* Aim:
Duplicate the lines of the material from the one containing "legend-label-w2: W2 [805,77,833,97]" through the one containing "x-tick-label: 2.0 [437,612,472,637]", inclusive, with no changes.

Element and region data:
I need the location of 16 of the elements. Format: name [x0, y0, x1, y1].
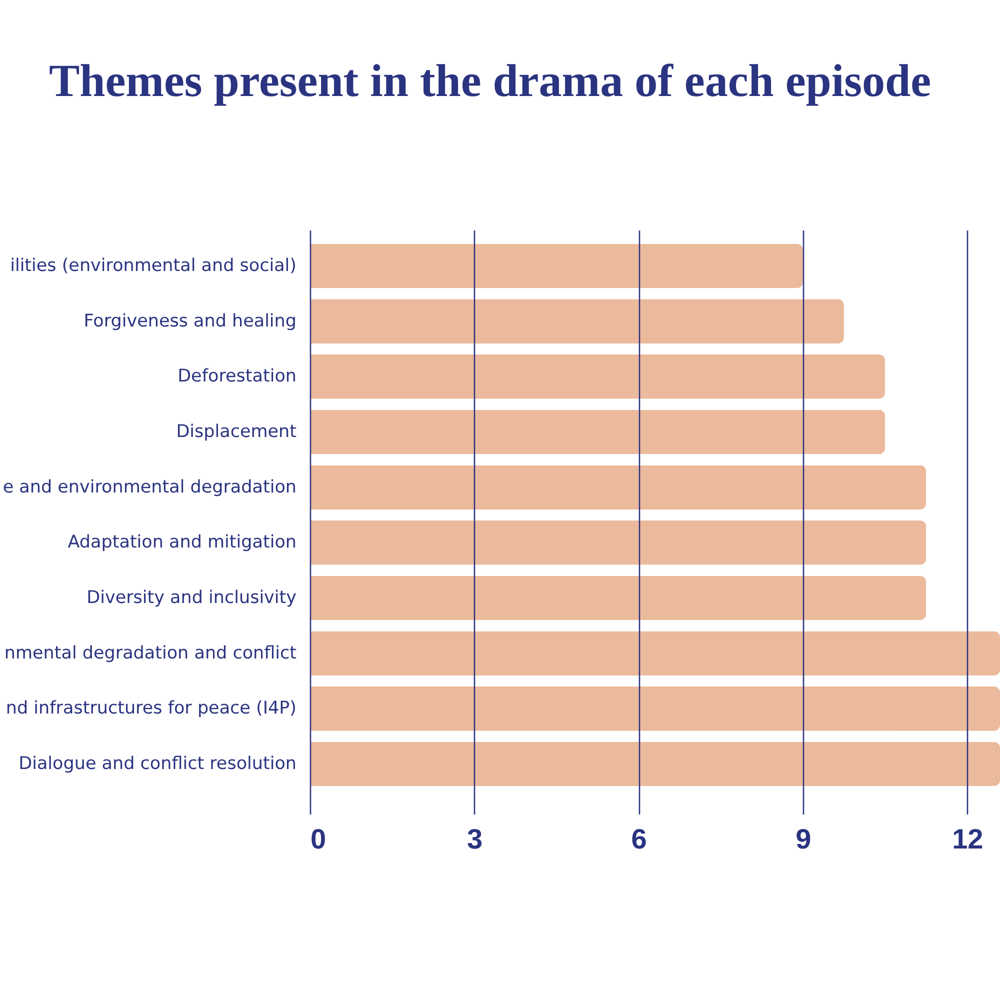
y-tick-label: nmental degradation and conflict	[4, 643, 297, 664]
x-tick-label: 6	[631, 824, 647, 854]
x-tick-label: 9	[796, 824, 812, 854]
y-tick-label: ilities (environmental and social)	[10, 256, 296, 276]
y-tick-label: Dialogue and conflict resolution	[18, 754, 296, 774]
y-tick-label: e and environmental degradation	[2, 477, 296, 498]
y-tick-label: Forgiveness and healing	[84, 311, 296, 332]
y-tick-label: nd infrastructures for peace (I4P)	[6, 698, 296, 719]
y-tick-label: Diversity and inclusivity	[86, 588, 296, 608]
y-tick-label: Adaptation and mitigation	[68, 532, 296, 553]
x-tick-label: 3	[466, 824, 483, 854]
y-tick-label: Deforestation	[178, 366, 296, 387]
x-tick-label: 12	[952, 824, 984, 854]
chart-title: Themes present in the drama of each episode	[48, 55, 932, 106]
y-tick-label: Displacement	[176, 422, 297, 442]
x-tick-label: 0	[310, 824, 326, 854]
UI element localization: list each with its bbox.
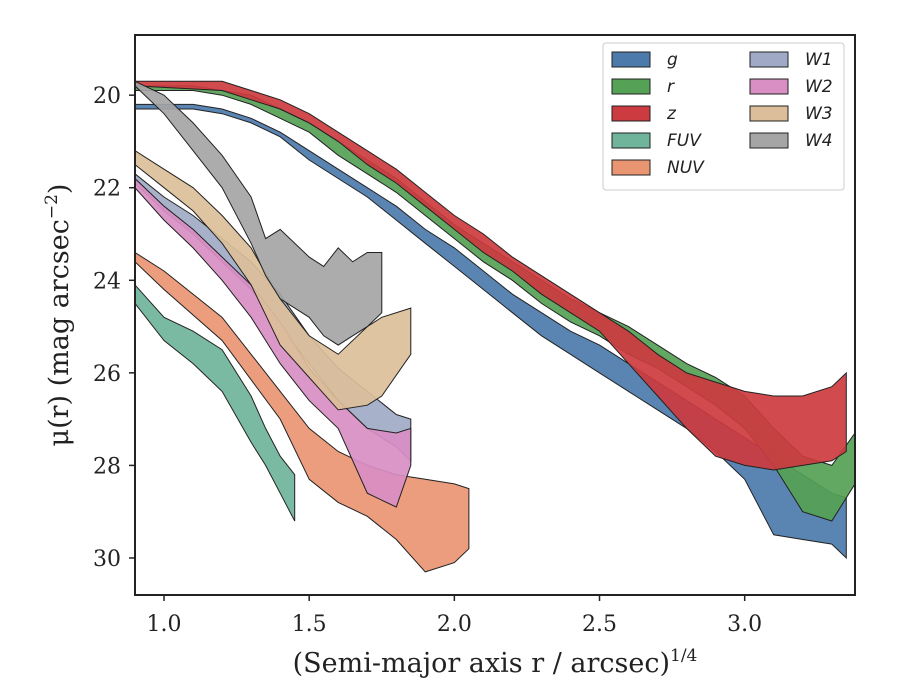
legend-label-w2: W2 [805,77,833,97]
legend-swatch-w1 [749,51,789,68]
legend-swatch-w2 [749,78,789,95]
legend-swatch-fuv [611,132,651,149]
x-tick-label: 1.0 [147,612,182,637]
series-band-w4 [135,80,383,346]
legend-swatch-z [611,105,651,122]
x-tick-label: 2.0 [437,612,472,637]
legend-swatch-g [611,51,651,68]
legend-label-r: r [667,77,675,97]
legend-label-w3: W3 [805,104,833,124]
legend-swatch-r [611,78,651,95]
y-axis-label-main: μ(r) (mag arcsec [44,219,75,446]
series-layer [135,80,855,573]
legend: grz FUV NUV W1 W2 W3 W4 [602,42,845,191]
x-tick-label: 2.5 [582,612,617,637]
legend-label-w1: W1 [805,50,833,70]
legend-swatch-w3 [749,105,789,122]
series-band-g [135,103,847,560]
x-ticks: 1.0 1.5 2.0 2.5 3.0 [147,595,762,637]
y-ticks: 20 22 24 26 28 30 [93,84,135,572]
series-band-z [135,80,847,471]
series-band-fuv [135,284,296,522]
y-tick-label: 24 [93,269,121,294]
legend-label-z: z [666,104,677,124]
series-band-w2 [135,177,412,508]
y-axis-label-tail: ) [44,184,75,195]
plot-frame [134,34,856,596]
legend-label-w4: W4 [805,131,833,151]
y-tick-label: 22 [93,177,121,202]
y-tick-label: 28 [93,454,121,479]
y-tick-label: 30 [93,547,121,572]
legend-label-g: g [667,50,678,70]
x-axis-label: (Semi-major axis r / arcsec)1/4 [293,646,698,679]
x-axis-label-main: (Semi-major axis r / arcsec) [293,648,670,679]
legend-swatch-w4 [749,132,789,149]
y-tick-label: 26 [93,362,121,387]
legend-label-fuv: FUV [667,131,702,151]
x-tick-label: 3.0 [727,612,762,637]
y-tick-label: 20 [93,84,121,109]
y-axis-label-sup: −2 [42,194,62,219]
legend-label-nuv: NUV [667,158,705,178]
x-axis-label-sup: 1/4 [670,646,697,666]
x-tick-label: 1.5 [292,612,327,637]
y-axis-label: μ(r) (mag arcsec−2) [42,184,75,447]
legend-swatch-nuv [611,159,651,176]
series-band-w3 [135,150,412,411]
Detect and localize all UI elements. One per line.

* Response:
legend-label-w2: W2 [805,77,833,97]
legend-swatch-w1 [749,51,789,68]
legend-swatch-w2 [749,78,789,95]
legend-swatch-fuv [611,132,651,149]
x-tick-label: 1.0 [147,612,182,637]
series-band-w4 [135,80,383,346]
legend-swatch-z [611,105,651,122]
x-tick-label: 2.0 [437,612,472,637]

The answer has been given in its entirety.